> **Dataset**:
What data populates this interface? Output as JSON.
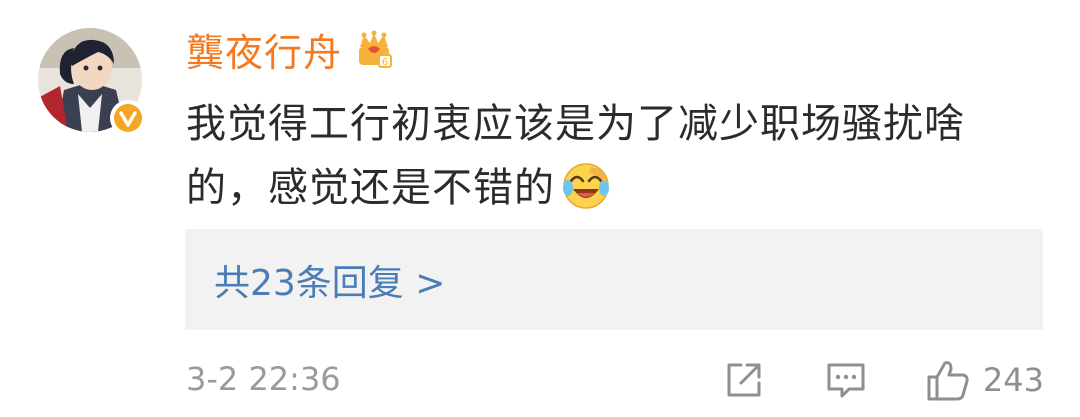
{
  "comment": {
    "username": "龔夜行舟",
    "text": "我觉得工行初衷应该是为了减少职场骚扰啥的，感觉还是不错的",
    "emoji": "laughing-tears-emoji",
    "replies_label": "共23条回复 >",
    "timestamp": "3-2 22:36",
    "like_count": "243"
  },
  "colors": {
    "username": "#f47920",
    "text": "#2b2b2b",
    "link": "#4a7db8",
    "meta": "#9a9a9a",
    "replies_bg": "#f2f2f2",
    "verified": "#f5a623"
  },
  "icons": {
    "verified": "verified-badge-icon",
    "vip": "vip-crown-badge-icon",
    "share": "share-icon",
    "comment": "comment-icon",
    "like": "thumbs-up-icon"
  }
}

> **Objective**:
Copy every entry exactly as written. Pictures are excluded.

> **Written response**:
What data populates this interface? Output as JSON.
{
  "comment": {
    "username": "龔夜行舟",
    "text": "我觉得工行初衷应该是为了减少职场骚扰啥的，感觉还是不错的",
    "emoji": "laughing-tears-emoji",
    "replies_label": "共23条回复 >",
    "timestamp": "3-2 22:36",
    "like_count": "243"
  },
  "colors": {
    "username": "#f47920",
    "text": "#2b2b2b",
    "link": "#4a7db8",
    "meta": "#9a9a9a",
    "replies_bg": "#f2f2f2",
    "verified": "#f5a623"
  },
  "icons": {
    "verified": "verified-badge-icon",
    "vip": "vip-crown-badge-icon",
    "share": "share-icon",
    "comment": "comment-icon",
    "like": "thumbs-up-icon"
  }
}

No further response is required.